## begin Items

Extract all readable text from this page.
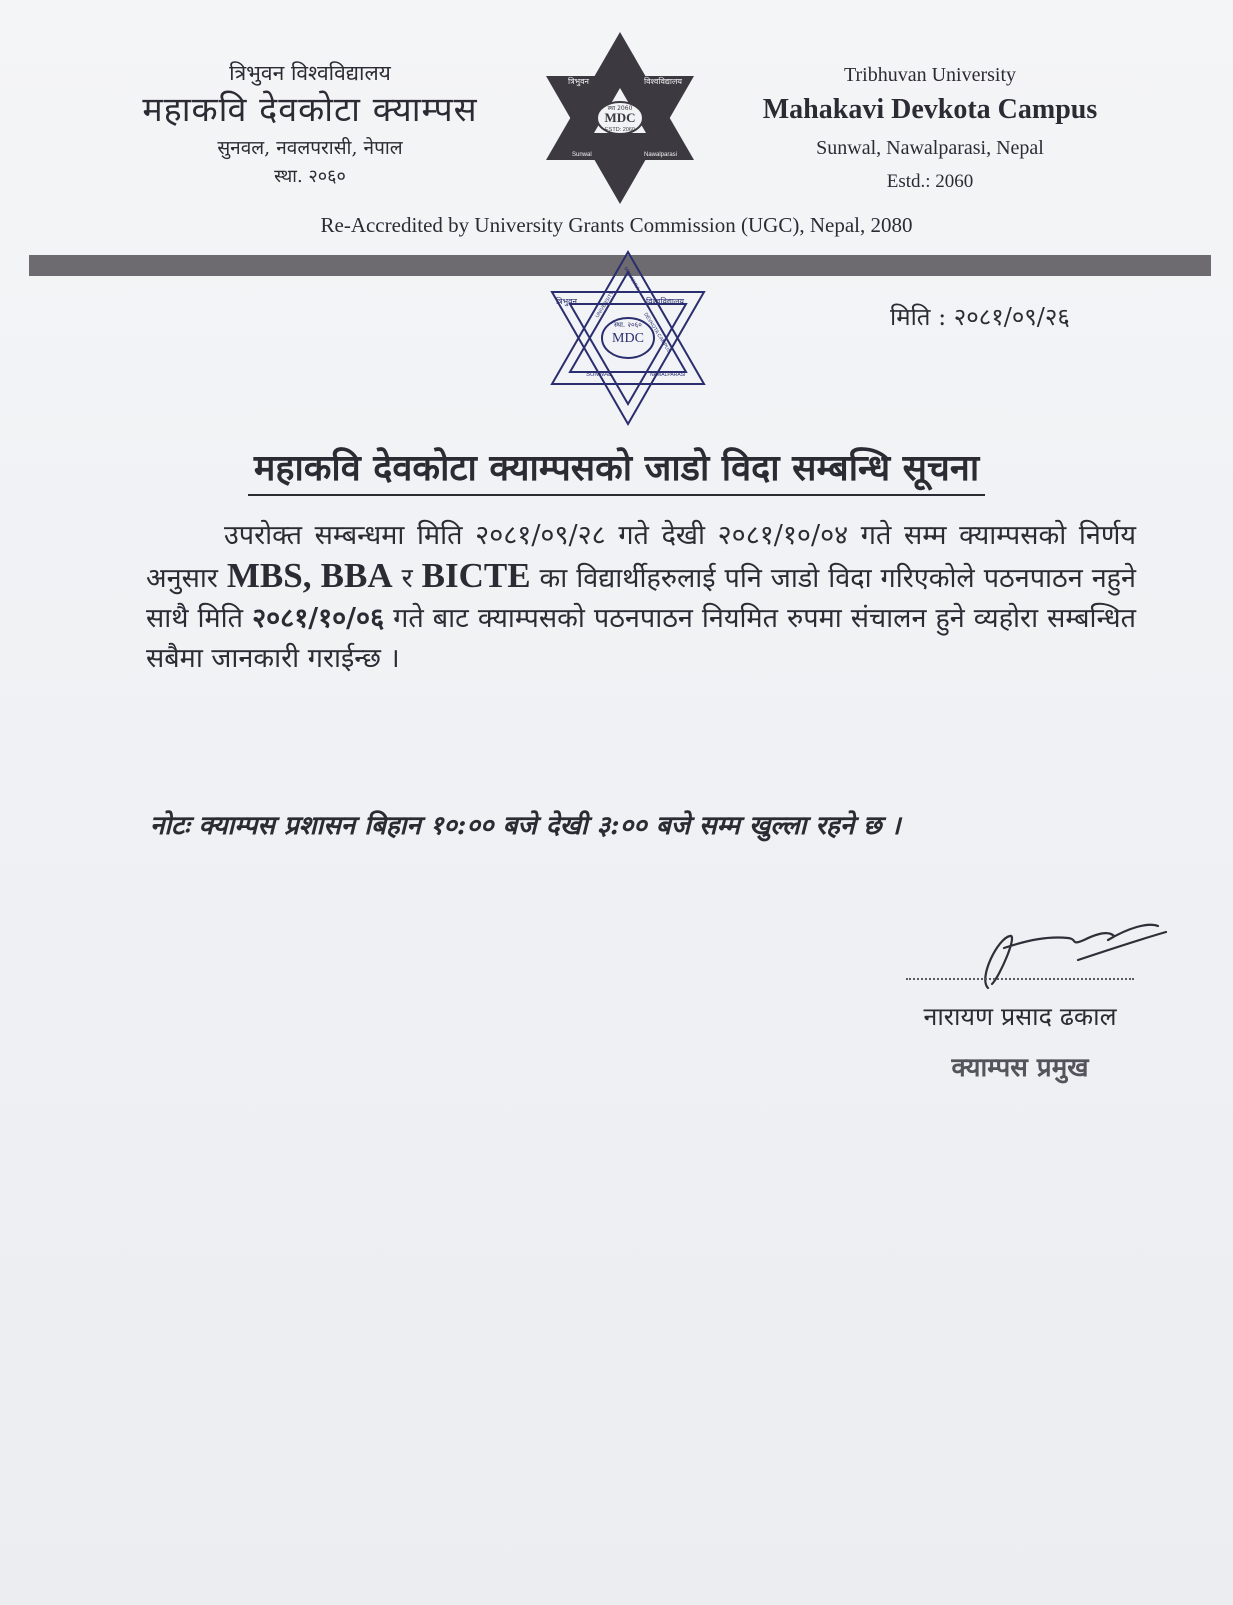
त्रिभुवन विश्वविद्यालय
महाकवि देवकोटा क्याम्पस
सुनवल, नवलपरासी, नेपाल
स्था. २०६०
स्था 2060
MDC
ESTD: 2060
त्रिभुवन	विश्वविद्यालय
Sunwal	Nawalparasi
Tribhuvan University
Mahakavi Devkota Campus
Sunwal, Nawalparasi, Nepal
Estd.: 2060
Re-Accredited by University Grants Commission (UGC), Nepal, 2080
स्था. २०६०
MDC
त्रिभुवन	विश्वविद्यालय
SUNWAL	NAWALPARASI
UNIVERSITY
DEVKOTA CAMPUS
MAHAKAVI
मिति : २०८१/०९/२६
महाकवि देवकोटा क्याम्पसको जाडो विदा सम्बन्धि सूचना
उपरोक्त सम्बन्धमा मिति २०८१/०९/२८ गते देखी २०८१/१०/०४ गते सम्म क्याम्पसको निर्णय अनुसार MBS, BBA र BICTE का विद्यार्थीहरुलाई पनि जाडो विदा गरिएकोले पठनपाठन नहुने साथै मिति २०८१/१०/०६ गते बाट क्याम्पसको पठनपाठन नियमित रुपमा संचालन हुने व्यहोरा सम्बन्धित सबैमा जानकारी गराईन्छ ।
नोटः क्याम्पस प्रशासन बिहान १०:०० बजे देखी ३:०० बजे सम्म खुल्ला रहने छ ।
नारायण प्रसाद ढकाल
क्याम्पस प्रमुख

## end Items
## begin Items

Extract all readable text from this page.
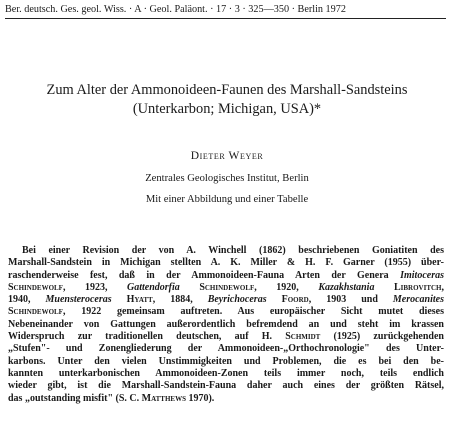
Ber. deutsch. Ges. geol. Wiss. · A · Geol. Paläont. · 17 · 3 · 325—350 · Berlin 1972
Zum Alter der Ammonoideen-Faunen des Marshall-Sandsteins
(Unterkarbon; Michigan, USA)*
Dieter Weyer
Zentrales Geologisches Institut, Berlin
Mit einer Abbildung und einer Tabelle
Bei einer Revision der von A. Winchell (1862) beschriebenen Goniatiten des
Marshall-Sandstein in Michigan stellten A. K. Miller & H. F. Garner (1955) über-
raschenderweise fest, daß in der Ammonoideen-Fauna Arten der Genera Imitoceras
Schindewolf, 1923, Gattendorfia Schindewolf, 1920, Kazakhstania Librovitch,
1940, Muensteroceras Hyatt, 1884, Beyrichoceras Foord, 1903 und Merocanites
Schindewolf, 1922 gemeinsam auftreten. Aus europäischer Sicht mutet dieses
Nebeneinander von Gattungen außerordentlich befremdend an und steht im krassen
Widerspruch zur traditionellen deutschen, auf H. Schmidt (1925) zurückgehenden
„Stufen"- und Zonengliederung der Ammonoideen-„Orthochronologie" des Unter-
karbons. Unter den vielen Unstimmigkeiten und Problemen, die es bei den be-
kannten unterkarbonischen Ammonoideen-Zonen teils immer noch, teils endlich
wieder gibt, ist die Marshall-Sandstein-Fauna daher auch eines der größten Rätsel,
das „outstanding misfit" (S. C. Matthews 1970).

## end Items

Objective » Across the material above, count every line holding "einer" and write down only the number.

Answer for the task » 2